__Problem requirements__
Reproduce every record below exactly as written, leaving out any pictures.

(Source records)

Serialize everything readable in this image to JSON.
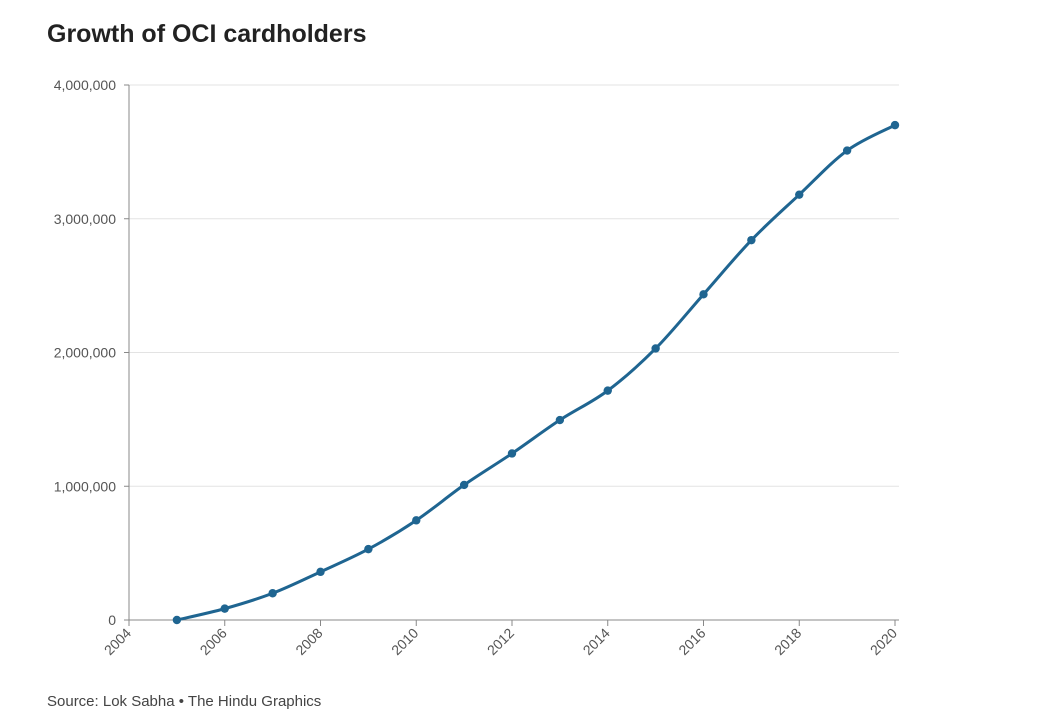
{
  "chart_data": {
    "type": "line",
    "title": "Growth of OCI cardholders",
    "xlabel": "",
    "ylabel": "",
    "x": [
      2005,
      2006,
      2007,
      2008,
      2009,
      2010,
      2011,
      2012,
      2013,
      2014,
      2015,
      2016,
      2017,
      2018,
      2019,
      2020
    ],
    "series": [
      {
        "values": [
          0,
          85000,
          200000,
          360000,
          530000,
          745000,
          1010000,
          1245000,
          1495000,
          1715000,
          2030000,
          2435000,
          2840000,
          3180000,
          3510000,
          3700000
        ]
      }
    ],
    "xlim": [
      2004,
      2020
    ],
    "ylim": [
      0,
      4000000
    ],
    "x_ticks": [
      "2004",
      "2006",
      "2008",
      "2010",
      "2012",
      "2014",
      "2016",
      "2018",
      "2020"
    ],
    "y_ticks": [
      "0",
      "1,000,000",
      "2,000,000",
      "3,000,000",
      "4,000,000"
    ],
    "grid": true,
    "line_color": "#1f6591",
    "source": "Source: Lok Sabha • The Hindu Graphics"
  }
}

__Full solution__
Serialize everything readable in this image to JSON.
{
  "chart_data": {
    "type": "line",
    "title": "Growth of OCI cardholders",
    "xlabel": "",
    "ylabel": "",
    "x": [
      2005,
      2006,
      2007,
      2008,
      2009,
      2010,
      2011,
      2012,
      2013,
      2014,
      2015,
      2016,
      2017,
      2018,
      2019,
      2020
    ],
    "series": [
      {
        "values": [
          0,
          85000,
          200000,
          360000,
          530000,
          745000,
          1010000,
          1245000,
          1495000,
          1715000,
          2030000,
          2435000,
          2840000,
          3180000,
          3510000,
          3700000
        ]
      }
    ],
    "xlim": [
      2004,
      2020
    ],
    "ylim": [
      0,
      4000000
    ],
    "x_ticks": [
      "2004",
      "2006",
      "2008",
      "2010",
      "2012",
      "2014",
      "2016",
      "2018",
      "2020"
    ],
    "y_ticks": [
      "0",
      "1,000,000",
      "2,000,000",
      "3,000,000",
      "4,000,000"
    ],
    "grid": true,
    "line_color": "#1f6591",
    "source": "Source: Lok Sabha • The Hindu Graphics"
  }
}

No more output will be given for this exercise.